# WHAT THIS TASK INVOLVES
Pull each line holding the word "Keith" from the data.
****
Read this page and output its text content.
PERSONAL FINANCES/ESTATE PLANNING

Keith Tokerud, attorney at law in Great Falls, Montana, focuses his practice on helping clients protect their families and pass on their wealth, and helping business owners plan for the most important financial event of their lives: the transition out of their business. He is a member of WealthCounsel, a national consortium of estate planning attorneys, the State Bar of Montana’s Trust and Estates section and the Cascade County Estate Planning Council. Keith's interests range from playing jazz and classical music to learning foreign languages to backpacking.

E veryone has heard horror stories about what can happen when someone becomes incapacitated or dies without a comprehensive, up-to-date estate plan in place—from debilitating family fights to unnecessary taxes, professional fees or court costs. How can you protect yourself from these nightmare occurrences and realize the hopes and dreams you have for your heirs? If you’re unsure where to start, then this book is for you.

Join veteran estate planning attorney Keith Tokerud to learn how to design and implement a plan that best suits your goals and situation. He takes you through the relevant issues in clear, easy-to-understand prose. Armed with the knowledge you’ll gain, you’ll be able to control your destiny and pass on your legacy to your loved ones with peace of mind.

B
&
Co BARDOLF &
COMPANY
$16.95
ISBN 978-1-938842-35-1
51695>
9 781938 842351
****
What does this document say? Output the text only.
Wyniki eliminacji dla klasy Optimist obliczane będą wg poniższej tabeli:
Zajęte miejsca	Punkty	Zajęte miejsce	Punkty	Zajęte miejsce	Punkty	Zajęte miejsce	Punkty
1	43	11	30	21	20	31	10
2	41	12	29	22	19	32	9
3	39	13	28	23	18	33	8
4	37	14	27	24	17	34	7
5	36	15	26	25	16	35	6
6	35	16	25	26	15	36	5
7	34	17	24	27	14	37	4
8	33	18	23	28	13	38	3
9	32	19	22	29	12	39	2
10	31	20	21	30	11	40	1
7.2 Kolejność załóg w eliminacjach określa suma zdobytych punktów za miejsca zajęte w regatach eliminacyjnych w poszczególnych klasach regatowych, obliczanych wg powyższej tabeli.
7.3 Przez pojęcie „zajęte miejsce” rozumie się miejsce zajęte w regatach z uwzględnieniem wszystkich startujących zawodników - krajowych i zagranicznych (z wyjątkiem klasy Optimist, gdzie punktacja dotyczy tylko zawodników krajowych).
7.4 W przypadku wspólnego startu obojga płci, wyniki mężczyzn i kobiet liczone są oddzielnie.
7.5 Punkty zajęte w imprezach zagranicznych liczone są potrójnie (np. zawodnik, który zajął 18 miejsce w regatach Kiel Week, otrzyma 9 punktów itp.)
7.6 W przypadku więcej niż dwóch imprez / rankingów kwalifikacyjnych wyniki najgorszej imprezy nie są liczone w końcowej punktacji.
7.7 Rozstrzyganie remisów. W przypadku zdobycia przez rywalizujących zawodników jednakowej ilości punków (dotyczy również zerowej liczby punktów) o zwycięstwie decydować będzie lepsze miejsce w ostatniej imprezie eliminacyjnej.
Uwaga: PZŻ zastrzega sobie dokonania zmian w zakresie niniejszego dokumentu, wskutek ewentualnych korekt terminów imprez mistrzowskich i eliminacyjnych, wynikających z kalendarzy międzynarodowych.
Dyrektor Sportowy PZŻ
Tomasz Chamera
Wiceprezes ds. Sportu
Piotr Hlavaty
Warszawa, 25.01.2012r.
****
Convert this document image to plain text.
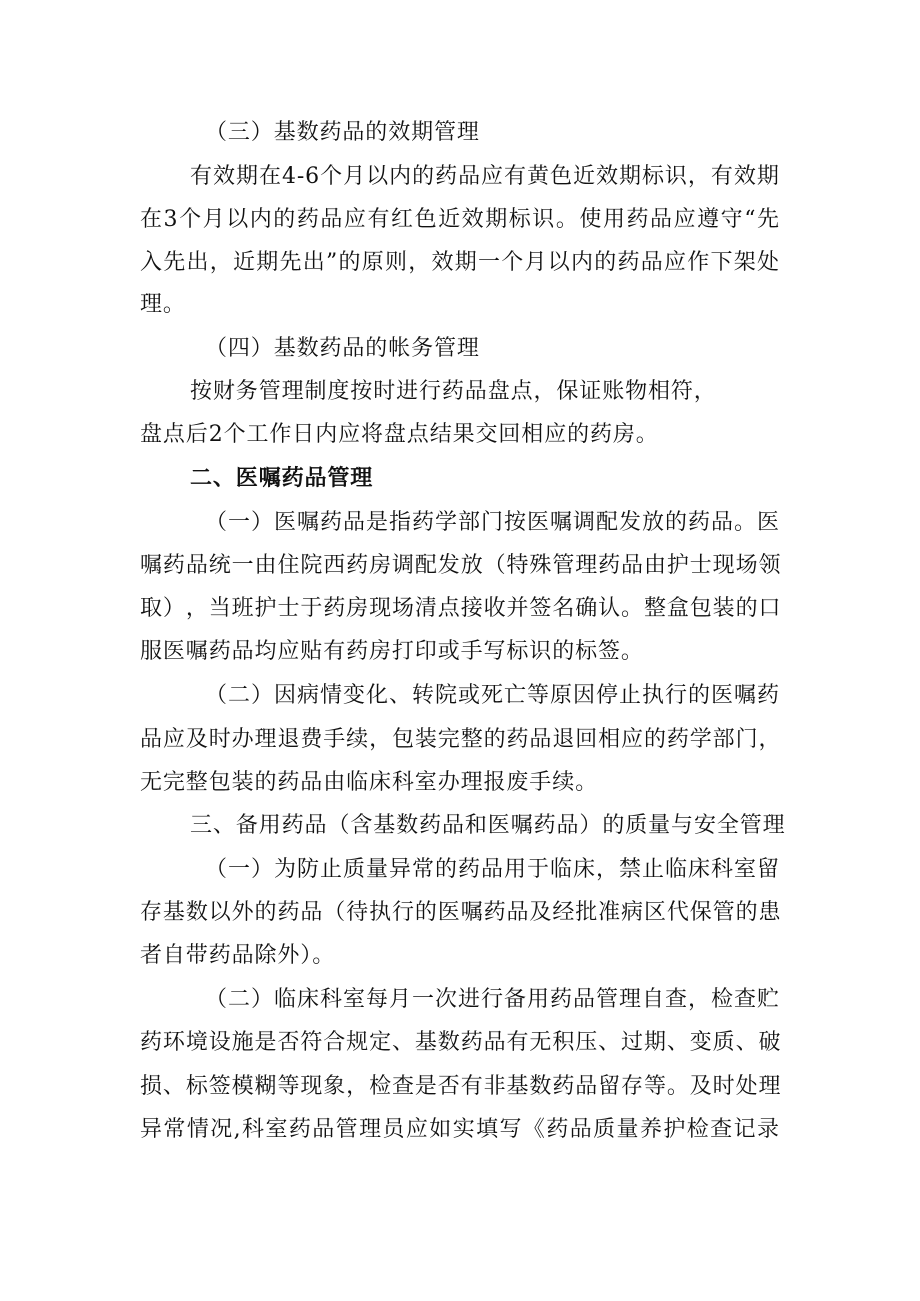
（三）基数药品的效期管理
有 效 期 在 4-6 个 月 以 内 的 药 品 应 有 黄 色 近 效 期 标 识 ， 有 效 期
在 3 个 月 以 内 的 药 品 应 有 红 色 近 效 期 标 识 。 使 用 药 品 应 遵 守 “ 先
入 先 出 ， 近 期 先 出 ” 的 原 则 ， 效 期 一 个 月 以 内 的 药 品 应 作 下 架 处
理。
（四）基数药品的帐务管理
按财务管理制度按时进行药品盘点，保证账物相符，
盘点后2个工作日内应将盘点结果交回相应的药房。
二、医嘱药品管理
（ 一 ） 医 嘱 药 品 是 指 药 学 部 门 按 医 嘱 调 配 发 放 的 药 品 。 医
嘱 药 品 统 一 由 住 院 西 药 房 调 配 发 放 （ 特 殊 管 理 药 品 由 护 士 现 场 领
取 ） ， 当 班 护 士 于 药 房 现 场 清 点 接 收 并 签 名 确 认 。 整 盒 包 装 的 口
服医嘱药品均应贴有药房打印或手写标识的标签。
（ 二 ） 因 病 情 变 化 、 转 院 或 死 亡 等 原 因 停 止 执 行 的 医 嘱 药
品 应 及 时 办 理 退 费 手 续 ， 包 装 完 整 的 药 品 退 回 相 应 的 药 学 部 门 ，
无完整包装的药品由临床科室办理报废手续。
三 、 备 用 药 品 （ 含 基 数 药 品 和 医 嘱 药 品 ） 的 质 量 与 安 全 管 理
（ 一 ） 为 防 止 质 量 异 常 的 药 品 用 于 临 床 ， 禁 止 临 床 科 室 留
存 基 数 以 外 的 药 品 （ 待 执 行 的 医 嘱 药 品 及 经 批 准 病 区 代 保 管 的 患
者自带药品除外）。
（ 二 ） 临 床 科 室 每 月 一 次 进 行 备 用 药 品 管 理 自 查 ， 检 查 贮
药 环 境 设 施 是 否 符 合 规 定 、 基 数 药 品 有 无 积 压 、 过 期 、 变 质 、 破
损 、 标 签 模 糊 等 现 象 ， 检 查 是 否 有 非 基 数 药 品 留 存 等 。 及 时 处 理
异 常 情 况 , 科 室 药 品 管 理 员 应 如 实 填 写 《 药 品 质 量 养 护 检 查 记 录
****
# RESPONSE FOR THIS EXERCISE
Keith Tokerud, attorney at law in Great Falls, Montana, focuses his practice on helping clients protect their families and pass on their wealth, and helping business owners plan for the most important financial event of their lives: the transition out of their business. He is a member of WealthCounsel, a national consortium of estate planning attorneys, the State Bar of Montana’s Trust and Estates section and the Cascade County Estate Planning Council. Keith's interests range from playing jazz and classical music to learning foreign languages to backpacking.
Join veteran estate planning attorney Keith Tokerud to learn how to design and implement a plan that best suits your goals and situation. He takes you through the relevant issues in clear, easy-to-understand prose. Armed with the knowledge you’ll gain, you’ll be able to control your destiny and pass on your legacy to your loved ones with peace of mind.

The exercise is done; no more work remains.